- Set problem
Tally the lines that contain the string "target" and give the number by itself.

- Dataset excerpts

——————

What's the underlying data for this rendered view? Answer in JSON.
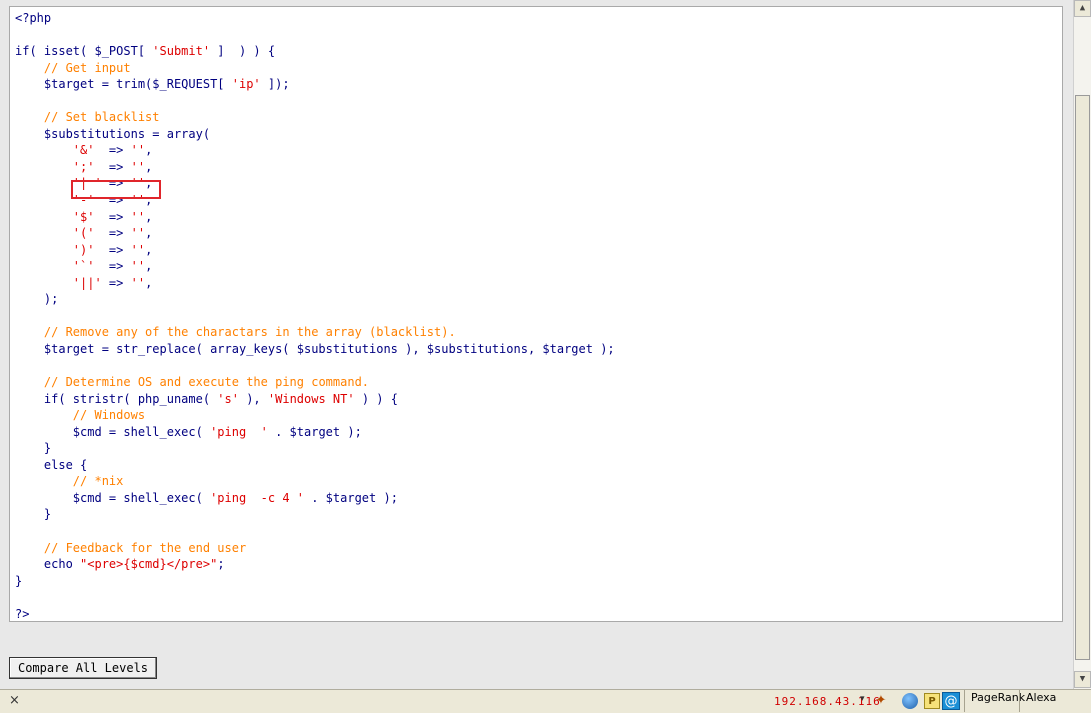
{
  "code_lines": [
    [
      {
        "t": "<?php",
        "c": "kw"
      }
    ],
    [],
    [
      {
        "t": "if( isset( $_POST[ ",
        "c": "kw"
      },
      {
        "t": "'Submit'",
        "c": "st"
      },
      {
        "t": " ]  ) ) {",
        "c": "kw"
      }
    ],
    [
      {
        "t": "    "
      },
      {
        "t": "// Get input",
        "c": "cm"
      }
    ],
    [
      {
        "t": "    $target = trim($_REQUEST[ ",
        "c": "kw"
      },
      {
        "t": "'ip'",
        "c": "st"
      },
      {
        "t": " ]);",
        "c": "kw"
      }
    ],
    [],
    [
      {
        "t": "    "
      },
      {
        "t": "// Set blacklist",
        "c": "cm"
      }
    ],
    [
      {
        "t": "    $substitutions = array(",
        "c": "kw"
      }
    ],
    [
      {
        "t": "        "
      },
      {
        "t": "'&'",
        "c": "st"
      },
      {
        "t": "  => ",
        "c": "kw"
      },
      {
        "t": "''",
        "c": "st"
      },
      {
        "t": ",",
        "c": "kw"
      }
    ],
    [
      {
        "t": "        "
      },
      {
        "t": "';'",
        "c": "st"
      },
      {
        "t": "  => ",
        "c": "kw"
      },
      {
        "t": "''",
        "c": "st"
      },
      {
        "t": ",",
        "c": "kw"
      }
    ],
    [
      {
        "t": "        "
      },
      {
        "t": "'| '",
        "c": "st"
      },
      {
        "t": " => ",
        "c": "kw"
      },
      {
        "t": "''",
        "c": "st"
      },
      {
        "t": ",",
        "c": "kw"
      }
    ],
    [
      {
        "t": "        "
      },
      {
        "t": "'-'",
        "c": "st"
      },
      {
        "t": "  => ",
        "c": "kw"
      },
      {
        "t": "''",
        "c": "st"
      },
      {
        "t": ",",
        "c": "kw"
      }
    ],
    [
      {
        "t": "        "
      },
      {
        "t": "'$'",
        "c": "st"
      },
      {
        "t": "  => ",
        "c": "kw"
      },
      {
        "t": "''",
        "c": "st"
      },
      {
        "t": ",",
        "c": "kw"
      }
    ],
    [
      {
        "t": "        "
      },
      {
        "t": "'('",
        "c": "st"
      },
      {
        "t": "  => ",
        "c": "kw"
      },
      {
        "t": "''",
        "c": "st"
      },
      {
        "t": ",",
        "c": "kw"
      }
    ],
    [
      {
        "t": "        "
      },
      {
        "t": "')'",
        "c": "st"
      },
      {
        "t": "  => ",
        "c": "kw"
      },
      {
        "t": "''",
        "c": "st"
      },
      {
        "t": ",",
        "c": "kw"
      }
    ],
    [
      {
        "t": "        "
      },
      {
        "t": "'`'",
        "c": "st"
      },
      {
        "t": "  => ",
        "c": "kw"
      },
      {
        "t": "''",
        "c": "st"
      },
      {
        "t": ",",
        "c": "kw"
      }
    ],
    [
      {
        "t": "        "
      },
      {
        "t": "'||'",
        "c": "st"
      },
      {
        "t": " => ",
        "c": "kw"
      },
      {
        "t": "''",
        "c": "st"
      },
      {
        "t": ",",
        "c": "kw"
      }
    ],
    [
      {
        "t": "    );",
        "c": "kw"
      }
    ],
    [],
    [
      {
        "t": "    "
      },
      {
        "t": "// Remove any of the charactars in the array (blacklist).",
        "c": "cm"
      }
    ],
    [
      {
        "t": "    $target = str_replace( array_keys( $substitutions ), $substitutions, $target );",
        "c": "kw"
      }
    ],
    [],
    [
      {
        "t": "    "
      },
      {
        "t": "// Determine OS and execute the ping command.",
        "c": "cm"
      }
    ],
    [
      {
        "t": "    if( stristr( php_uname( ",
        "c": "kw"
      },
      {
        "t": "'s'",
        "c": "st"
      },
      {
        "t": " ), ",
        "c": "kw"
      },
      {
        "t": "'Windows NT'",
        "c": "st"
      },
      {
        "t": " ) ) {",
        "c": "kw"
      }
    ],
    [
      {
        "t": "        "
      },
      {
        "t": "// Windows",
        "c": "cm"
      }
    ],
    [
      {
        "t": "        $cmd = shell_exec( ",
        "c": "kw"
      },
      {
        "t": "'ping  '",
        "c": "st"
      },
      {
        "t": " . $target );",
        "c": "kw"
      }
    ],
    [
      {
        "t": "    }",
        "c": "kw"
      }
    ],
    [
      {
        "t": "    else {",
        "c": "kw"
      }
    ],
    [
      {
        "t": "        "
      },
      {
        "t": "// *nix",
        "c": "cm"
      }
    ],
    [
      {
        "t": "        $cmd = shell_exec( ",
        "c": "kw"
      },
      {
        "t": "'ping  -c 4 '",
        "c": "st"
      },
      {
        "t": " . $target );",
        "c": "kw"
      }
    ],
    [
      {
        "t": "    }",
        "c": "kw"
      }
    ],
    [],
    [
      {
        "t": "    "
      },
      {
        "t": "// Feedback for the end user",
        "c": "cm"
      }
    ],
    [
      {
        "t": "    echo ",
        "c": "kw"
      },
      {
        "t": "\"<pre>{$cmd}</pre>\"",
        "c": "st"
      },
      {
        "t": ";",
        "c": "kw"
      }
    ],
    [
      {
        "t": "}",
        "c": "kw"
      }
    ],
    [],
    [
      {
        "t": "?>",
        "c": "kw"
      }
    ]
  ],
  "buttons": {
    "compare_all_levels": "Compare All Levels"
  },
  "statusbar": {
    "close_glyph": "×",
    "ip": "192.168.43.116",
    "pagerank_label": "PageRank",
    "alexa_label": "Alexa"
  },
  "colors": {
    "keyword": "#000080",
    "comment": "#ff8000",
    "string": "#dd0000",
    "highlight_border": "#e0252b",
    "ip_text": "#d00000"
  },
  "icons": [
    "firefox-extension-icon",
    "globe-icon",
    "pdf-icon",
    "at-sign-icon"
  ]
}
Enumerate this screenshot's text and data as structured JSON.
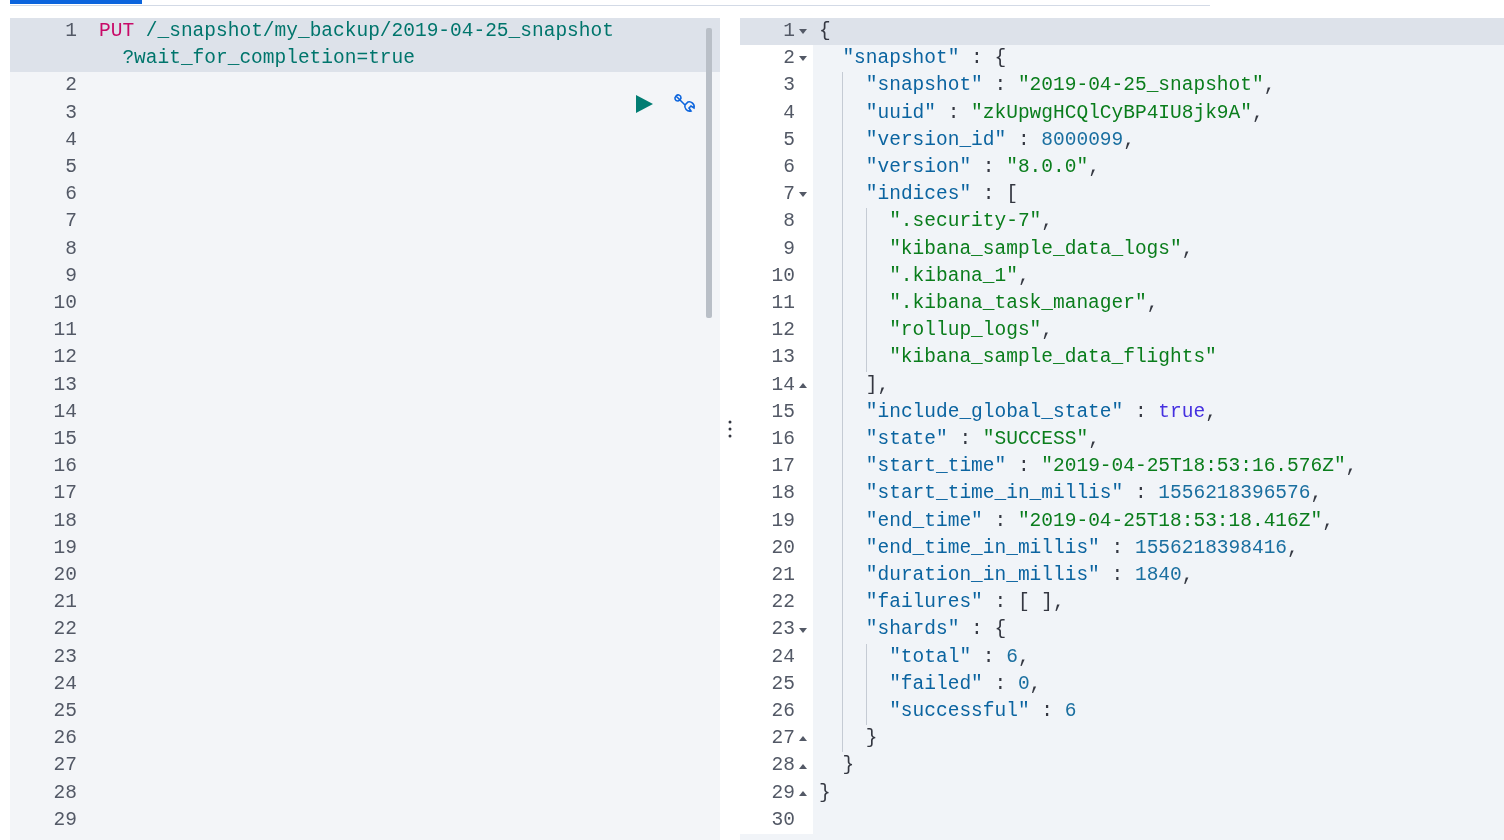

——————

- Reply to the task
4